- _Your objective_
Retype all of the data. Every line must match exactly.

(Records from a dataset)
• • • •
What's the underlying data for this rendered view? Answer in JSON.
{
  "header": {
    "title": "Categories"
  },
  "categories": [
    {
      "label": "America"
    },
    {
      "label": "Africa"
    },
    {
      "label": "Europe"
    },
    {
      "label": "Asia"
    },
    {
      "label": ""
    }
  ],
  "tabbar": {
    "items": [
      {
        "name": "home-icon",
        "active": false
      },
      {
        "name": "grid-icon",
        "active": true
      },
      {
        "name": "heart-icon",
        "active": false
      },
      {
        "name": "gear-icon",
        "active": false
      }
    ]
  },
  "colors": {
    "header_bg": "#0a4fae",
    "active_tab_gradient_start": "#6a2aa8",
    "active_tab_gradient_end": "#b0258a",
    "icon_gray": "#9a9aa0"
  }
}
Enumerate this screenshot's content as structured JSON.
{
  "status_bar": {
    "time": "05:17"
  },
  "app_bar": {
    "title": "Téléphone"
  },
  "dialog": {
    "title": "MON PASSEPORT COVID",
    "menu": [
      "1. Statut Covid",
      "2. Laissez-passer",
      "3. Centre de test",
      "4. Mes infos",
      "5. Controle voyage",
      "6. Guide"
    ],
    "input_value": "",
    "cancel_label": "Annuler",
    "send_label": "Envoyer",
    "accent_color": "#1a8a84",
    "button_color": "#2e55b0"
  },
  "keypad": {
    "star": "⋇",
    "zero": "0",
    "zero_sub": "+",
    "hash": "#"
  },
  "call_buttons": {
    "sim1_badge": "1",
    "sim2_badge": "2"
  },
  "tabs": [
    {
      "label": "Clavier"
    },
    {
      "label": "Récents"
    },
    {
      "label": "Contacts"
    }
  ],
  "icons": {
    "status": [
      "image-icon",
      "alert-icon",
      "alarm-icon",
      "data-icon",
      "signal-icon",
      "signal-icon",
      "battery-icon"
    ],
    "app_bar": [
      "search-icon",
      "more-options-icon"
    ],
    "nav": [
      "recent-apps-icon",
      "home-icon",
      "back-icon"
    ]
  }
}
• • • •
- _The response_
What's the underlying data for this rendered view? Answer in JSON.
{
  "header": {
    "title": "Categories"
  },
  "categories": [
    {
      "label": "America"
    },
    {
      "label": "Africa"
    },
    {
      "label": "Europe"
    },
    {
      "label": "Asia"
    },
    {
      "label": ""
    }
  ],
  "tabbar": {
    "items": [
      {
        "name": "home-icon",
        "active": false
      },
      {
        "name": "grid-icon",
        "active": true
      },
      {
        "name": "heart-icon",
        "active": false
      },
      {
        "name": "gear-icon",
        "active": false
      }
    ]
  },
  "colors": {
    "header_bg": "#0a4fae",
    "active_tab_gradient_start": "#6a2aa8",
    "active_tab_gradient_end": "#b0258a",
    "icon_gray": "#9a9aa0"
  }
}
Enumerate this screenshot's content as structured JSON.
{
  "status_bar": {
    "time": "05:17"
  },
  "app_bar": {
    "title": "Téléphone"
  },
  "dialog": {
    "title": "MON PASSEPORT COVID",
    "menu": [
      "1. Statut Covid",
      "2. Laissez-passer",
      "3. Centre de test",
      "4. Mes infos",
      "5. Controle voyage",
      "6. Guide"
    ],
    "input_value": "",
    "cancel_label": "Annuler",
    "send_label": "Envoyer",
    "accent_color": "#1a8a84",
    "button_color": "#2e55b0"
  },
  "keypad": {
    "star": "⋇",
    "zero": "0",
    "zero_sub": "+",
    "hash": "#"
  },
  "call_buttons": {
    "sim1_badge": "1",
    "sim2_badge": "2"
  },
  "tabs": [
    {
      "label": "Clavier"
    },
    {
      "label": "Récents"
    },
    {
      "label": "Contacts"
    }
  ],
  "icons": {
    "status": [
      "image-icon",
      "alert-icon",
      "alarm-icon",
      "data-icon",
      "signal-icon",
      "signal-icon",
      "battery-icon"
    ],
    "app_bar": [
      "search-icon",
      "more-options-icon"
    ],
    "nav": [
      "recent-apps-icon",
      "home-icon",
      "back-icon"
    ]
  }
}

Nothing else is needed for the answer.